Task: Reproduce each line exactly. Skip none.

Excerpted records:
↓

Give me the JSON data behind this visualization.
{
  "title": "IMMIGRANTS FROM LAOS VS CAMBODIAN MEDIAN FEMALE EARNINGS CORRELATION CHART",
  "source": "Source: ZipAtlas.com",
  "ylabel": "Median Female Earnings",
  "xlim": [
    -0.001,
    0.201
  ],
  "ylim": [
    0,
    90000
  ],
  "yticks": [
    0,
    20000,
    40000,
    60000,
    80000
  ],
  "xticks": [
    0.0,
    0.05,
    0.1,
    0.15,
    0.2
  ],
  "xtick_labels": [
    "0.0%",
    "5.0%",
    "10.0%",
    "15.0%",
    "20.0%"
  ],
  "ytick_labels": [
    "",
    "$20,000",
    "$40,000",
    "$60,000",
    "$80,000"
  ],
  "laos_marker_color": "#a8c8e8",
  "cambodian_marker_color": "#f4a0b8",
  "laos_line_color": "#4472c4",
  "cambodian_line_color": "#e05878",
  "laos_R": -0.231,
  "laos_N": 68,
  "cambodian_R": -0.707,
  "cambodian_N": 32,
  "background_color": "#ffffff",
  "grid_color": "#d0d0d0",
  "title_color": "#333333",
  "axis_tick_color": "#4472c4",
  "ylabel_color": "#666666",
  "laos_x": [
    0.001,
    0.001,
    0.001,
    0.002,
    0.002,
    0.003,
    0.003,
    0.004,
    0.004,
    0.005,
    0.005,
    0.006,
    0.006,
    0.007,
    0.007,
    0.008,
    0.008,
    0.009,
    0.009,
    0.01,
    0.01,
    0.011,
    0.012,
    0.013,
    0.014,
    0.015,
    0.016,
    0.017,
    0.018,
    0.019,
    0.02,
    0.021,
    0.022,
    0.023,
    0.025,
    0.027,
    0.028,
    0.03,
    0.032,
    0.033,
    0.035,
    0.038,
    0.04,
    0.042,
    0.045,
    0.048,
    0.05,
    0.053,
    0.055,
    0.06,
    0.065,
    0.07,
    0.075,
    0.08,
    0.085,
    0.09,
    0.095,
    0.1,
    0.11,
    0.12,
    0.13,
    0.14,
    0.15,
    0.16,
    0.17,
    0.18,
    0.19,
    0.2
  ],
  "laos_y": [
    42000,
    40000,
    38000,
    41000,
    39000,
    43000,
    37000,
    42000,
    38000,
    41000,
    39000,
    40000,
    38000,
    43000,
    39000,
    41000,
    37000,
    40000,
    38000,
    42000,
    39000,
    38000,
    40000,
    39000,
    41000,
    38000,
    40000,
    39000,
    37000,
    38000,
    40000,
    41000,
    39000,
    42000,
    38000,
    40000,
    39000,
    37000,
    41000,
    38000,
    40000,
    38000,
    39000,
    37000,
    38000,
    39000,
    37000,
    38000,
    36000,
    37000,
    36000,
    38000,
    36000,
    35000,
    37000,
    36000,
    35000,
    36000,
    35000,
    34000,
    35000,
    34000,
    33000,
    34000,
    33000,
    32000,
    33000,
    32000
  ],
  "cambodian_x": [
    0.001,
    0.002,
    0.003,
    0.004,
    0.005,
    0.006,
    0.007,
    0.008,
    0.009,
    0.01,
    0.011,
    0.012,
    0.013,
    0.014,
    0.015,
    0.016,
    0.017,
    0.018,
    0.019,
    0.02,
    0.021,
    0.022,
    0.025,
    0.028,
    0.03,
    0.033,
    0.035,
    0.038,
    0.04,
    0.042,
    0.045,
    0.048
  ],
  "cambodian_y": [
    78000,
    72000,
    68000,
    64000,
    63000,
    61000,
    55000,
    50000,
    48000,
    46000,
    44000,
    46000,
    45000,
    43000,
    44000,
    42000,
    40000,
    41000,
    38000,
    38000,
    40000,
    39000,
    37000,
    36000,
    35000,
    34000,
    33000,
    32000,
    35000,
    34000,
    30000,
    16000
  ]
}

↑

The response:
Give me the JSON data behind this visualization.
{
  "title": "IMMIGRANTS FROM LAOS VS CAMBODIAN MEDIAN FEMALE EARNINGS CORRELATION CHART",
  "source": "Source: ZipAtlas.com",
  "ylabel": "Median Female Earnings",
  "xlim": [
    -0.001,
    0.201
  ],
  "ylim": [
    0,
    90000
  ],
  "yticks": [
    0,
    20000,
    40000,
    60000,
    80000
  ],
  "xticks": [
    0.0,
    0.05,
    0.1,
    0.15,
    0.2
  ],
  "xtick_labels": [
    "0.0%",
    "5.0%",
    "10.0%",
    "15.0%",
    "20.0%"
  ],
  "ytick_labels": [
    "",
    "$20,000",
    "$40,000",
    "$60,000",
    "$80,000"
  ],
  "laos_marker_color": "#a8c8e8",
  "cambodian_marker_color": "#f4a0b8",
  "laos_line_color": "#4472c4",
  "cambodian_line_color": "#e05878",
  "laos_R": -0.231,
  "laos_N": 68,
  "cambodian_R": -0.707,
  "cambodian_N": 32,
  "background_color": "#ffffff",
  "grid_color": "#d0d0d0",
  "title_color": "#333333",
  "axis_tick_color": "#4472c4",
  "ylabel_color": "#666666",
  "laos_x": [
    0.001,
    0.001,
    0.001,
    0.002,
    0.002,
    0.003,
    0.003,
    0.004,
    0.004,
    0.005,
    0.005,
    0.006,
    0.006,
    0.007,
    0.007,
    0.008,
    0.008,
    0.009,
    0.009,
    0.01,
    0.01,
    0.011,
    0.012,
    0.013,
    0.014,
    0.015,
    0.016,
    0.017,
    0.018,
    0.019,
    0.02,
    0.021,
    0.022,
    0.023,
    0.025,
    0.027,
    0.028,
    0.03,
    0.032,
    0.033,
    0.035,
    0.038,
    0.04,
    0.042,
    0.045,
    0.048,
    0.05,
    0.053,
    0.055,
    0.06,
    0.065,
    0.07,
    0.075,
    0.08,
    0.085,
    0.09,
    0.095,
    0.1,
    0.11,
    0.12,
    0.13,
    0.14,
    0.15,
    0.16,
    0.17,
    0.18,
    0.19,
    0.2
  ],
  "laos_y": [
    42000,
    40000,
    38000,
    41000,
    39000,
    43000,
    37000,
    42000,
    38000,
    41000,
    39000,
    40000,
    38000,
    43000,
    39000,
    41000,
    37000,
    40000,
    38000,
    42000,
    39000,
    38000,
    40000,
    39000,
    41000,
    38000,
    40000,
    39000,
    37000,
    38000,
    40000,
    41000,
    39000,
    42000,
    38000,
    40000,
    39000,
    37000,
    41000,
    38000,
    40000,
    38000,
    39000,
    37000,
    38000,
    39000,
    37000,
    38000,
    36000,
    37000,
    36000,
    38000,
    36000,
    35000,
    37000,
    36000,
    35000,
    36000,
    35000,
    34000,
    35000,
    34000,
    33000,
    34000,
    33000,
    32000,
    33000,
    32000
  ],
  "cambodian_x": [
    0.001,
    0.002,
    0.003,
    0.004,
    0.005,
    0.006,
    0.007,
    0.008,
    0.009,
    0.01,
    0.011,
    0.012,
    0.013,
    0.014,
    0.015,
    0.016,
    0.017,
    0.018,
    0.019,
    0.02,
    0.021,
    0.022,
    0.025,
    0.028,
    0.03,
    0.033,
    0.035,
    0.038,
    0.04,
    0.042,
    0.045,
    0.048
  ],
  "cambodian_y": [
    78000,
    72000,
    68000,
    64000,
    63000,
    61000,
    55000,
    50000,
    48000,
    46000,
    44000,
    46000,
    45000,
    43000,
    44000,
    42000,
    40000,
    41000,
    38000,
    38000,
    40000,
    39000,
    37000,
    36000,
    35000,
    34000,
    33000,
    32000,
    35000,
    34000,
    30000,
    16000
  ]
}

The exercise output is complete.